PROBLEM TO SOLVE
Print, exactly and completely, every entry in the data.
┏━━
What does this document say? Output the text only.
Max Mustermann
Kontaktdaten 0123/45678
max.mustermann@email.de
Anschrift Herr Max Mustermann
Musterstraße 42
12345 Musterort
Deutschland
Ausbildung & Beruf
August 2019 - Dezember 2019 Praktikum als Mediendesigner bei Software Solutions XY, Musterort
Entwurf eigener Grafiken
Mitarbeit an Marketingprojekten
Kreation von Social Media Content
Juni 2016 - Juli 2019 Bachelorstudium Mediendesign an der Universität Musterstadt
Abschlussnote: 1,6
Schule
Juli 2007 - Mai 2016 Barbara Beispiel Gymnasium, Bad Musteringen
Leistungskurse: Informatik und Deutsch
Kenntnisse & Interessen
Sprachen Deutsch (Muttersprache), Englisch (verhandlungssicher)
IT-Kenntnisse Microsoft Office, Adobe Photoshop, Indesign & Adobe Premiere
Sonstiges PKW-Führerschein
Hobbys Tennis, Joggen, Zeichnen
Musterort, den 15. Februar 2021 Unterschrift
┗━━
RESULT BELOW
What does this document say? Output the text only.
Max Mustermann
Kontaktdaten 0123/45678
max.mustermann@email.de
Anschrift Herr Max Mustermann
Musterstraße 42
12345 Musterort
Deutschland
Ausbildung & Beruf
August 2019 - Dezember 2019 Praktikum als Mediendesigner bei Software Solutions XY, Musterort
Entwurf eigener Grafiken
Mitarbeit an Marketingprojekten
Kreation von Social Media Content
Juni 2016 - Juli 2019 Bachelorstudium Mediendesign an der Universität Musterstadt
Abschlussnote: 1,6
Schule
Juli 2007 - Mai 2016 Barbara Beispiel Gymnasium, Bad Musteringen
Leistungskurse: Informatik und Deutsch
Kenntnisse & Interessen
Sprachen Deutsch (Muttersprache), Englisch (verhandlungssicher)
IT-Kenntnisse Microsoft Office, Adobe Photoshop, Indesign & Adobe Premiere
Sonstiges PKW-Führerschein
Hobbys Tennis, Joggen, Zeichnen
Musterort, den 15. Februar 2021 Unterschrift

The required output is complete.